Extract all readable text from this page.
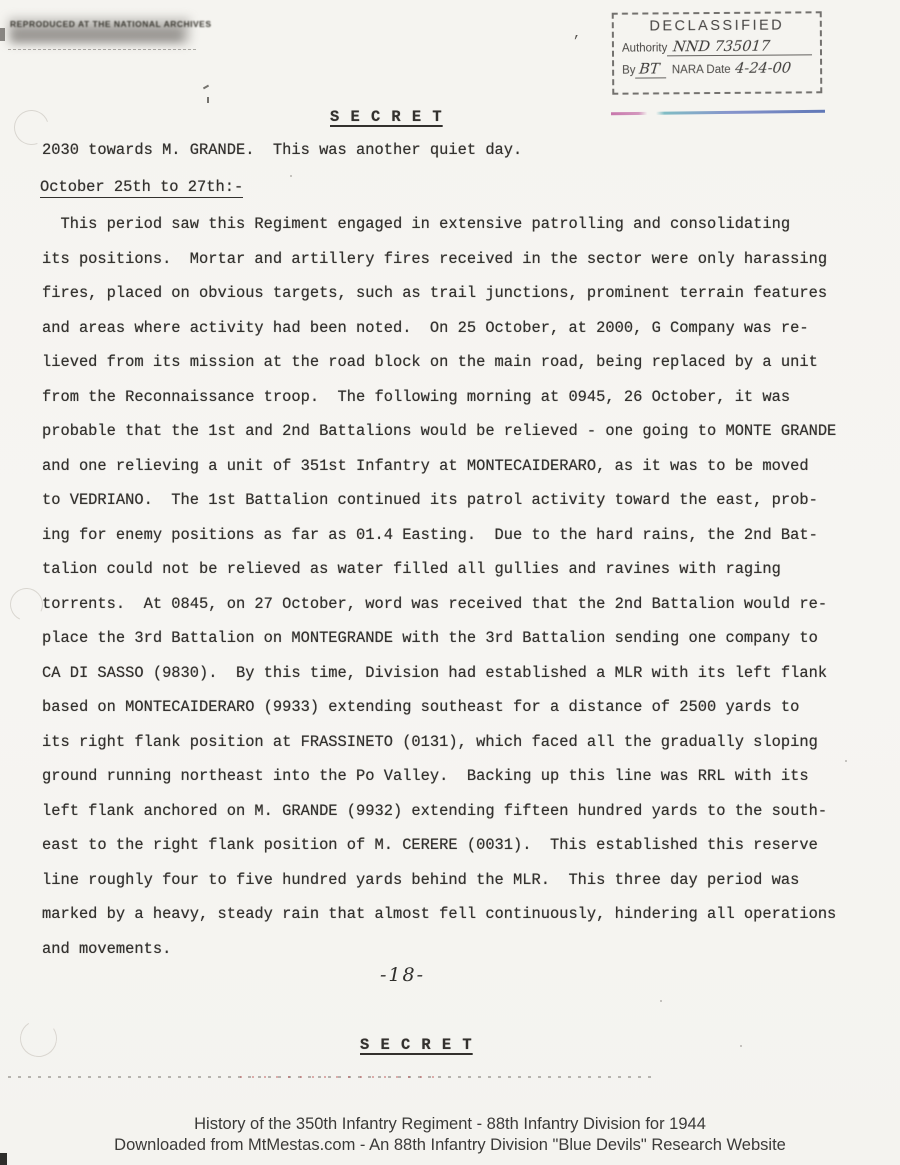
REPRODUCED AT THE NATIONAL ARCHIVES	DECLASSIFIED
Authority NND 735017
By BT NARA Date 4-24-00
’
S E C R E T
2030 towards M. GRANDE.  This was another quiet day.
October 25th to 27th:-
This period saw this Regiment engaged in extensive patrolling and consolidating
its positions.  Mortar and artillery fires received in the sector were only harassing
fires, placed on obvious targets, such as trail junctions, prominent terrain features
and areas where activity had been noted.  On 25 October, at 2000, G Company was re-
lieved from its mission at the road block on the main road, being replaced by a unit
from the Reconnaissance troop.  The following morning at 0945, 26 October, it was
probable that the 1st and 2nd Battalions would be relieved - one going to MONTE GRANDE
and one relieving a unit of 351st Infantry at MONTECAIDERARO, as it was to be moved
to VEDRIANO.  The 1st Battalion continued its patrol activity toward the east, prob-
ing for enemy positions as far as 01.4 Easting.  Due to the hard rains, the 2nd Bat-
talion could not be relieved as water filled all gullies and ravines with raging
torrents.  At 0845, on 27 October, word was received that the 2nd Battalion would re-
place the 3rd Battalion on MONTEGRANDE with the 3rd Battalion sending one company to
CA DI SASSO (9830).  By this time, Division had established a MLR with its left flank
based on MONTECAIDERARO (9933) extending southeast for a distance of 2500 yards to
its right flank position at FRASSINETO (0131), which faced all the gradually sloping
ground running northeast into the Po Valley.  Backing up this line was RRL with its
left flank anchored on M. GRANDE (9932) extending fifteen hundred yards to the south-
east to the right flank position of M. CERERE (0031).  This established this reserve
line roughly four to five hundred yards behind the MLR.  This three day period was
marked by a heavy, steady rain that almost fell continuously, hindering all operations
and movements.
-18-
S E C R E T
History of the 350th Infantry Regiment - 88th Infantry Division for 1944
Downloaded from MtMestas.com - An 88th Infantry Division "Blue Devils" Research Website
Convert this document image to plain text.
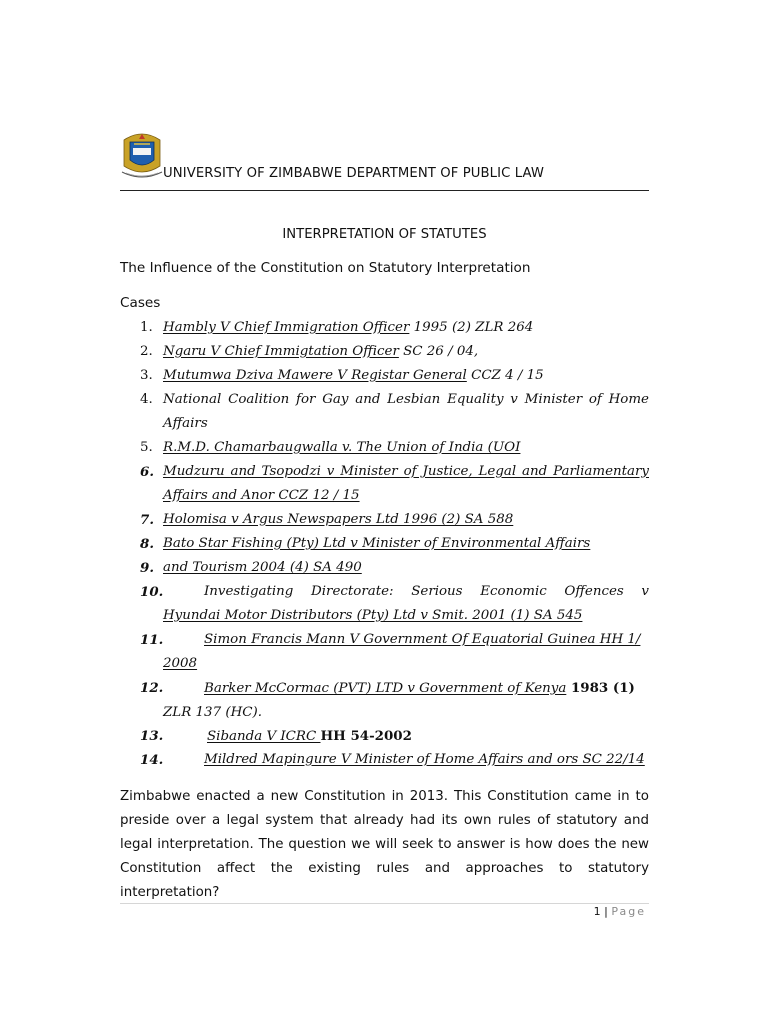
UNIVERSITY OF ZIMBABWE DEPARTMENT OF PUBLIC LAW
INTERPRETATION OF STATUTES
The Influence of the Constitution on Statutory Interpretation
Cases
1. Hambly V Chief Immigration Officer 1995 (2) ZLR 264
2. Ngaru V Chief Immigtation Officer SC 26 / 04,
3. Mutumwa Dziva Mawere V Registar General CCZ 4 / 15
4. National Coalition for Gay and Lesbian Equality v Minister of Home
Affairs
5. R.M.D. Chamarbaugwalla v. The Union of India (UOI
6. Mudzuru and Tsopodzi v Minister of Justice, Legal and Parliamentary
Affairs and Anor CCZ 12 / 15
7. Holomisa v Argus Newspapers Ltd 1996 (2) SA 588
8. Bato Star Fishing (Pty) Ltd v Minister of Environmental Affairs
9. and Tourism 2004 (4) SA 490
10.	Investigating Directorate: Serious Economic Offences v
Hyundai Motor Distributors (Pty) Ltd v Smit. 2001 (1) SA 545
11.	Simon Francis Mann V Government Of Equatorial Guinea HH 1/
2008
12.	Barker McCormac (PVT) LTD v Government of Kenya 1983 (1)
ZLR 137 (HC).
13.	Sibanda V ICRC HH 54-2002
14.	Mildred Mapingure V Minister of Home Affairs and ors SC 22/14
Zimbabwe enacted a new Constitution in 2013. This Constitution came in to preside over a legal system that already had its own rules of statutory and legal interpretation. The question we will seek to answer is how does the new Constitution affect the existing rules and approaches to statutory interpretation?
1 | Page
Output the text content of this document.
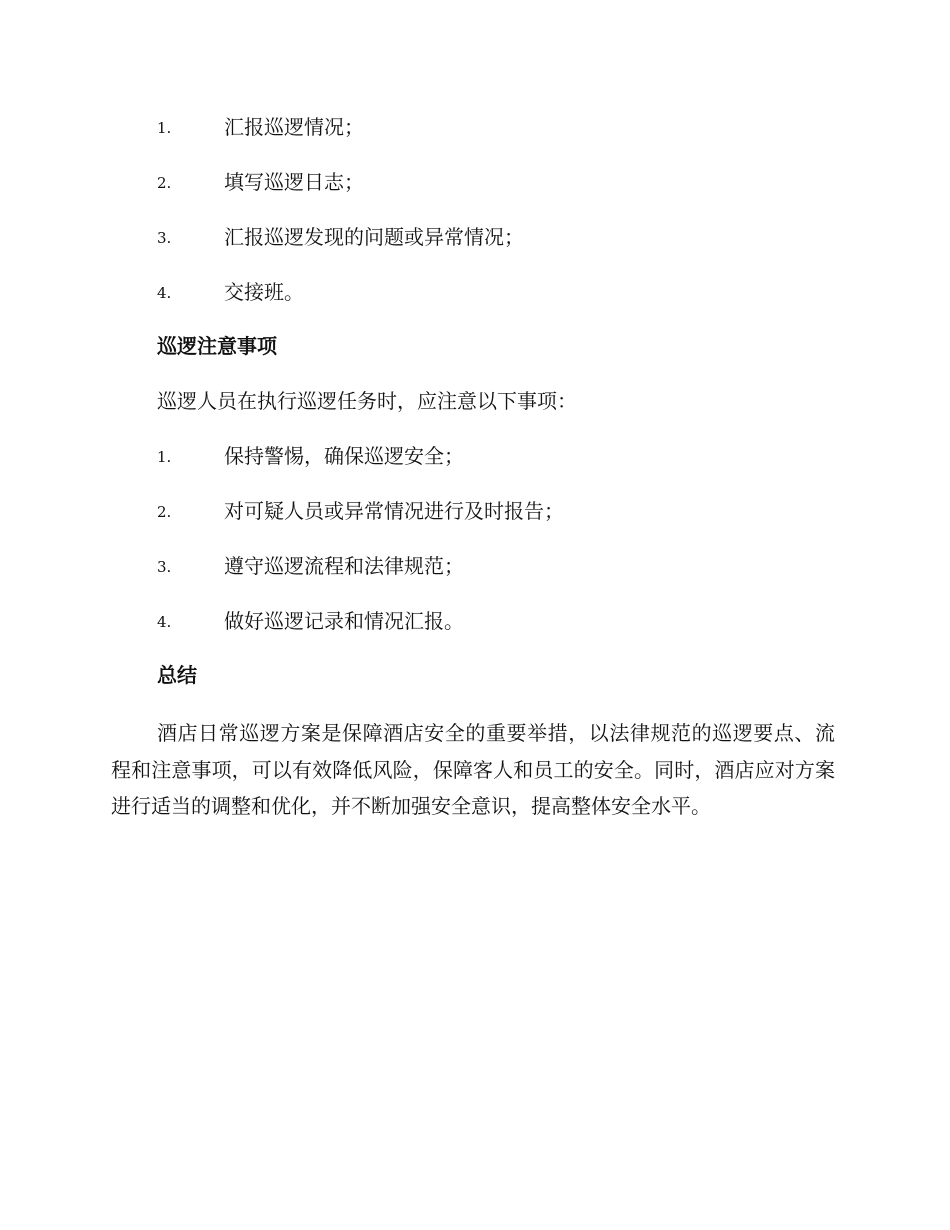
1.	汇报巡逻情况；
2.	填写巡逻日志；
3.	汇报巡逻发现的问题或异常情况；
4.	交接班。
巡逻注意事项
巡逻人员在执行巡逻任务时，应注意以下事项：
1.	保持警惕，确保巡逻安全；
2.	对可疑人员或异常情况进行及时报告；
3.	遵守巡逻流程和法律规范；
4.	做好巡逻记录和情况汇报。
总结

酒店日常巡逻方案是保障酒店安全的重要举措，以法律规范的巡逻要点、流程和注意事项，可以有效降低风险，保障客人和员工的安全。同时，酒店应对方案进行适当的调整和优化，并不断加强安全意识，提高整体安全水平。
★ ★ ★ ★
SET TASK: Extract each line from the entries above that contains the string "Constitution".

WRITTEN ANSWER:
The Influence of the Constitution on Statutory Interpretation
Zimbabwe enacted a new Constitution in 2013. This Constitution came in to preside over a legal system that already had its own rules of statutory and legal interpretation. The question we will seek to answer is how does the new Constitution affect the existing rules and approaches to statutory interpretation?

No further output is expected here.